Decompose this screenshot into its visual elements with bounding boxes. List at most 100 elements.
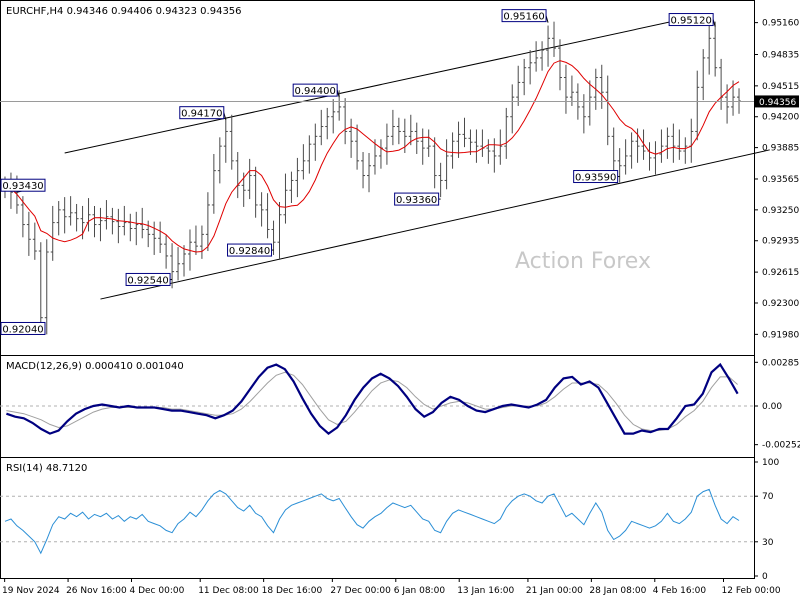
current-price-value: 0.94356 <box>759 98 796 108</box>
pivot-label: 0.94170 <box>179 106 227 120</box>
rsi-panel <box>0 488 754 555</box>
price-bar <box>641 129 646 160</box>
price-bar <box>211 153 216 214</box>
price-bar <box>534 41 539 72</box>
pivot-label: 0.94400 <box>292 83 340 98</box>
price-bar <box>283 173 288 224</box>
price-bar <box>199 225 204 259</box>
price-bar <box>683 137 688 164</box>
rsi-title: RSI(14) 48.7120 <box>6 463 87 474</box>
price-bar <box>98 207 103 242</box>
price-bar <box>68 196 73 226</box>
price-bar <box>510 84 515 134</box>
pivot-box <box>668 13 714 27</box>
price-bar <box>474 129 479 163</box>
price-bar <box>140 207 145 239</box>
price-bar <box>378 139 383 169</box>
price-bar <box>396 117 401 145</box>
price-bar <box>408 114 413 146</box>
price-bar <box>659 129 664 163</box>
price-tick-label: 0.91980 <box>762 330 799 340</box>
pivot-label: 0.92540 <box>125 272 173 286</box>
price-bar <box>104 200 109 230</box>
price-bar <box>289 171 294 203</box>
price-bar <box>122 205 127 236</box>
price-bar <box>337 90 342 121</box>
price-bar <box>611 127 616 174</box>
pivot-label: 0.95120 <box>668 13 716 27</box>
price-bar <box>629 132 634 169</box>
macd-tick-label: 0.00285 <box>762 358 799 368</box>
axes: 0.95160 0.94835 0.94515 0.94200 0.93885 0.935… <box>2 19 800 596</box>
price-bar <box>719 58 724 110</box>
price-bar <box>647 142 652 171</box>
price-bar <box>653 141 658 175</box>
price-bar <box>50 205 55 261</box>
price-bar <box>707 25 712 75</box>
macd-tick-label: 0.00 <box>762 402 782 412</box>
price-bar <box>38 242 43 331</box>
price-bar <box>170 243 175 289</box>
pivot-value: 0.95120 <box>670 16 711 27</box>
price-bar <box>569 75 574 106</box>
price-bar <box>695 70 700 141</box>
price-bar <box>182 245 187 277</box>
price-bar <box>271 220 276 255</box>
price-bar <box>205 192 210 252</box>
current-price-badge: 0.94356 <box>755 95 799 108</box>
price-tick-label: 0.93885 <box>762 144 799 154</box>
channel-lower-line <box>100 149 769 300</box>
rsi-tick-label: 100 <box>762 458 779 468</box>
price-bar <box>217 137 222 184</box>
pivot-label: 0.95160 <box>501 9 549 23</box>
price-bar <box>229 114 234 170</box>
time-tick-label: 19 Nov 2024 <box>2 586 60 596</box>
price-bar <box>176 247 181 281</box>
price-bar <box>432 137 437 189</box>
price-bar <box>372 139 377 175</box>
price-bar <box>557 39 562 91</box>
price-bar <box>235 152 240 199</box>
channel-upper-line <box>64 14 704 154</box>
price-tick-label: 0.93250 <box>762 206 799 216</box>
price-bar <box>552 21 557 57</box>
current-price-box <box>755 95 799 108</box>
price-bar <box>563 64 568 114</box>
time-tick-label: 13 Jan 16:00 <box>457 586 514 596</box>
pivot-box <box>501 9 547 23</box>
price-bar <box>516 65 521 106</box>
rsi-line <box>4 488 740 555</box>
price-bar <box>325 107 330 140</box>
price-bar <box>307 135 312 174</box>
price-bar <box>689 118 694 163</box>
price-bar <box>546 25 551 67</box>
rsi-tick-label: 0 <box>762 572 768 582</box>
price-bar <box>277 202 282 259</box>
pivot-box <box>125 272 171 286</box>
price-tick-label: 0.92615 <box>762 268 799 278</box>
pivot-value: 0.92540 <box>127 275 168 286</box>
time-tick-label: 6 Jan 08:00 <box>394 586 446 596</box>
pivot-value: 0.92040 <box>2 324 43 335</box>
price-bar <box>420 128 425 165</box>
price-bar <box>223 118 228 163</box>
price-bar <box>617 148 622 183</box>
price-bar <box>426 129 431 157</box>
price-bar <box>158 221 163 253</box>
chart-frame <box>0 0 755 579</box>
price-bar <box>349 118 354 158</box>
price-bar <box>110 207 115 235</box>
moving-average-line <box>4 60 740 253</box>
price-tick-label: 0.94515 <box>762 82 799 92</box>
price-bar <box>164 235 169 269</box>
pivot-box <box>292 83 338 97</box>
pivot-value: 0.93590 <box>575 173 616 184</box>
pivot-box <box>227 243 273 257</box>
pivot-value: 0.92840 <box>229 246 270 257</box>
time-tick-label: 18 Dec 16:00 <box>262 586 323 596</box>
rsi-tick-label: 70 <box>762 492 774 502</box>
price-panel: 0.93430 0.92040 0.92540 0.94170 0.92840 0.944… <box>0 9 769 335</box>
price-bar <box>492 138 497 173</box>
price-bar <box>731 80 736 116</box>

+++++

- STATED EXERCISE -
Reproduce the rows above, from the line containing "current-price-value: 0.94356 <box>759" through the line containing "price-bar <box>695 70 700 141</box>", including both of these lines.

- THE ANSWER -
current-price-value: 0.94356 <box>759 98 796 108</box>
pivot-label: 0.94170 <box>179 106 227 120</box>
rsi-panel <box>0 488 754 555</box>
price-bar <box>641 129 646 160</box>
price-bar <box>211 153 216 214</box>
price-bar <box>534 41 539 72</box>
pivot-label: 0.94400 <box>292 83 340 98</box>
price-bar <box>283 173 288 224</box>
price-bar <box>199 225 204 259</box>
price-bar <box>683 137 688 164</box>
rsi-title: RSI(14) 48.7120 <box>6 463 87 474</box>
price-bar <box>98 207 103 242</box>
price-bar <box>68 196 73 226</box>
price-bar <box>510 84 515 134</box>
pivot-box <box>668 13 714 27</box>
price-bar <box>474 129 479 163</box>
price-bar <box>140 207 145 239</box>
price-bar <box>378 139 383 169</box>
price-bar <box>396 117 401 145</box>
price-bar <box>408 114 413 146</box>
price-bar <box>659 129 664 163</box>
price-tick-label: 0.91980 <box>762 330 799 340</box>
pivot-label: 0.92540 <box>125 272 173 286</box>
price-bar <box>104 200 109 230</box>
price-bar <box>289 171 294 203</box>
price-bar <box>122 205 127 236</box>
price-bar <box>337 90 342 121</box>
price-bar <box>611 127 616 174</box>
pivot-label: 0.95120 <box>668 13 716 27</box>
price-bar <box>629 132 634 169</box>
macd-tick-label: 0.00285 <box>762 358 799 368</box>
axes: 0.95160 0.94835 0.94515 0.94200 0.93885 0.935… <box>2 19 800 596</box>
price-bar <box>719 58 724 110</box>
price-bar <box>647 142 652 171</box>
price-bar <box>653 141 658 175</box>
price-bar <box>50 205 55 261</box>
price-bar <box>707 25 712 75</box>
macd-tick-label: 0.00 <box>762 402 782 412</box>
price-bar <box>38 242 43 331</box>
price-bar <box>170 243 175 289</box>
pivot-value: 0.95120 <box>670 16 711 27</box>
price-bar <box>569 75 574 106</box>
price-bar <box>695 70 700 141</box>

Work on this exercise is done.